#### WRITTEN PROBLEM
Transcribe the records below exactly as they appear, omitting any pictures.
━━━━━ DATASET EXCERPTS
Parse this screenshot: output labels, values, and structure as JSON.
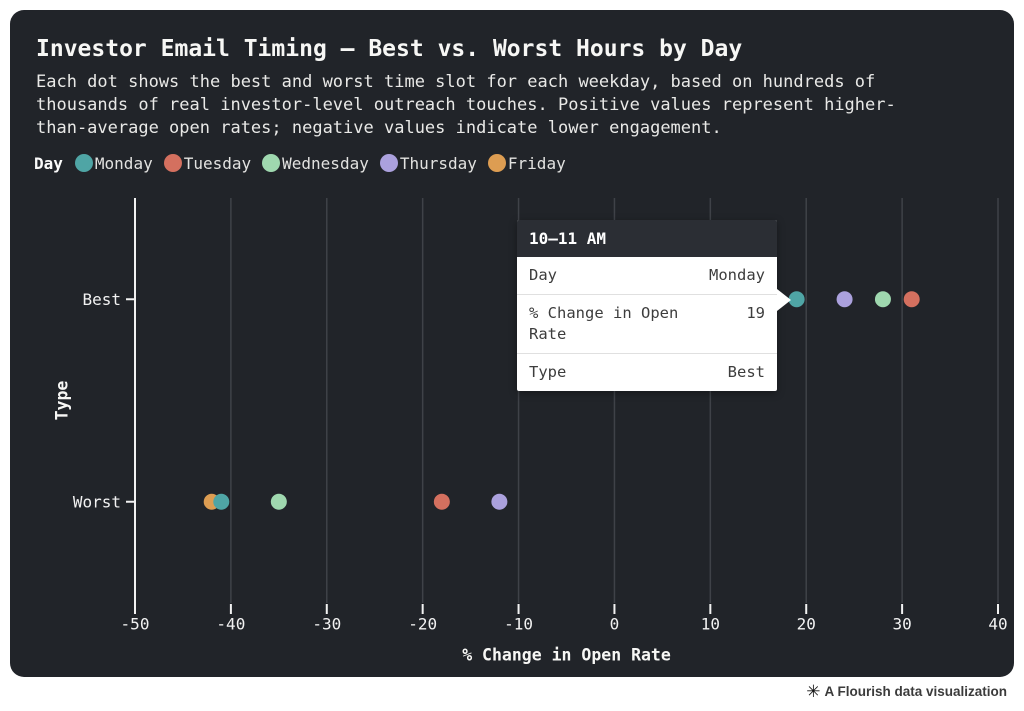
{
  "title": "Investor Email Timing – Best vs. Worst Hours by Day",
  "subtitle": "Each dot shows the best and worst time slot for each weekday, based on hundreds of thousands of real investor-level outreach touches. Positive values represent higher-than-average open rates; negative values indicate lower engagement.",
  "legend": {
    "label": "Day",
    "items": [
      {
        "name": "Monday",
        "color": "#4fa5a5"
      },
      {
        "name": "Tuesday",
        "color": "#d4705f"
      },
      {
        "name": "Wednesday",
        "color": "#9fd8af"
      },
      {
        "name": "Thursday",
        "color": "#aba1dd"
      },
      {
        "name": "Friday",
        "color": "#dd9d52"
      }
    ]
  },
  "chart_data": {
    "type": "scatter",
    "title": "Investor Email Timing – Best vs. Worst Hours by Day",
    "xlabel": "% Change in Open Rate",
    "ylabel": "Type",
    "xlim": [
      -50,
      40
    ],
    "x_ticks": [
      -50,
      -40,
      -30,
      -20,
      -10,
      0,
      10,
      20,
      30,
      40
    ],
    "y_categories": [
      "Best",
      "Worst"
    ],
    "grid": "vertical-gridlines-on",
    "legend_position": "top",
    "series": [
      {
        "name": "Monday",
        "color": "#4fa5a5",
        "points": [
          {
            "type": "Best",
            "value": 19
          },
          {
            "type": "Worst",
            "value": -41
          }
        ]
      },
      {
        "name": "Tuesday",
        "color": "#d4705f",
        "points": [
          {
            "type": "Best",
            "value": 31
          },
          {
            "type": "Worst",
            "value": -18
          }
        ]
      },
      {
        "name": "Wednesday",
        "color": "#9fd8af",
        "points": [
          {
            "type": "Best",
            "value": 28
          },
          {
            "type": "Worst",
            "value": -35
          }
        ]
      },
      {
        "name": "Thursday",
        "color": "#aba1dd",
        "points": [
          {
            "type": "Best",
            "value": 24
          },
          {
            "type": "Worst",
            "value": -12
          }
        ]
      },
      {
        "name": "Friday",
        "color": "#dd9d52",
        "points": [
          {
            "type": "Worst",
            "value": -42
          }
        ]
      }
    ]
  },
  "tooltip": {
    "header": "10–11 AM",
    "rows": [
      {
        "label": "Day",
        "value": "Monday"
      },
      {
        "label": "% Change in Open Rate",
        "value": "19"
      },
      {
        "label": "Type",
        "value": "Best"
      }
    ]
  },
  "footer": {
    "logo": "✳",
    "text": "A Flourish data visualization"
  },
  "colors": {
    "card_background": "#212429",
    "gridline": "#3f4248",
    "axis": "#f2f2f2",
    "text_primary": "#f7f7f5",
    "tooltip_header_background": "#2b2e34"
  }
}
━━━━━━━━━━
#### RESULT OF THE EXERCISE
Parse this screenshot: output labels, values, and structure as JSON.
{
  "title": "Investor Email Timing – Best vs. Worst Hours by Day",
  "subtitle": "Each dot shows the best and worst time slot for each weekday, based on hundreds of thousands of real investor-level outreach touches. Positive values represent higher-than-average open rates; negative values indicate lower engagement.",
  "legend": {
    "label": "Day",
    "items": [
      {
        "name": "Monday",
        "color": "#4fa5a5"
      },
      {
        "name": "Tuesday",
        "color": "#d4705f"
      },
      {
        "name": "Wednesday",
        "color": "#9fd8af"
      },
      {
        "name": "Thursday",
        "color": "#aba1dd"
      },
      {
        "name": "Friday",
        "color": "#dd9d52"
      }
    ]
  },
  "chart_data": {
    "type": "scatter",
    "title": "Investor Email Timing – Best vs. Worst Hours by Day",
    "xlabel": "% Change in Open Rate",
    "ylabel": "Type",
    "xlim": [
      -50,
      40
    ],
    "x_ticks": [
      -50,
      -40,
      -30,
      -20,
      -10,
      0,
      10,
      20,
      30,
      40
    ],
    "y_categories": [
      "Best",
      "Worst"
    ],
    "grid": "vertical-gridlines-on",
    "legend_position": "top",
    "series": [
      {
        "name": "Monday",
        "color": "#4fa5a5",
        "points": [
          {
            "type": "Best",
            "value": 19
          },
          {
            "type": "Worst",
            "value": -41
          }
        ]
      },
      {
        "name": "Tuesday",
        "color": "#d4705f",
        "points": [
          {
            "type": "Best",
            "value": 31
          },
          {
            "type": "Worst",
            "value": -18
          }
        ]
      },
      {
        "name": "Wednesday",
        "color": "#9fd8af",
        "points": [
          {
            "type": "Best",
            "value": 28
          },
          {
            "type": "Worst",
            "value": -35
          }
        ]
      },
      {
        "name": "Thursday",
        "color": "#aba1dd",
        "points": [
          {
            "type": "Best",
            "value": 24
          },
          {
            "type": "Worst",
            "value": -12
          }
        ]
      },
      {
        "name": "Friday",
        "color": "#dd9d52",
        "points": [
          {
            "type": "Worst",
            "value": -42
          }
        ]
      }
    ]
  },
  "tooltip": {
    "header": "10–11 AM",
    "rows": [
      {
        "label": "Day",
        "value": "Monday"
      },
      {
        "label": "% Change in Open Rate",
        "value": "19"
      },
      {
        "label": "Type",
        "value": "Best"
      }
    ]
  },
  "footer": {
    "logo": "✳",
    "text": "A Flourish data visualization"
  },
  "colors": {
    "card_background": "#212429",
    "gridline": "#3f4248",
    "axis": "#f2f2f2",
    "text_primary": "#f7f7f5",
    "tooltip_header_background": "#2b2e34"
  }
}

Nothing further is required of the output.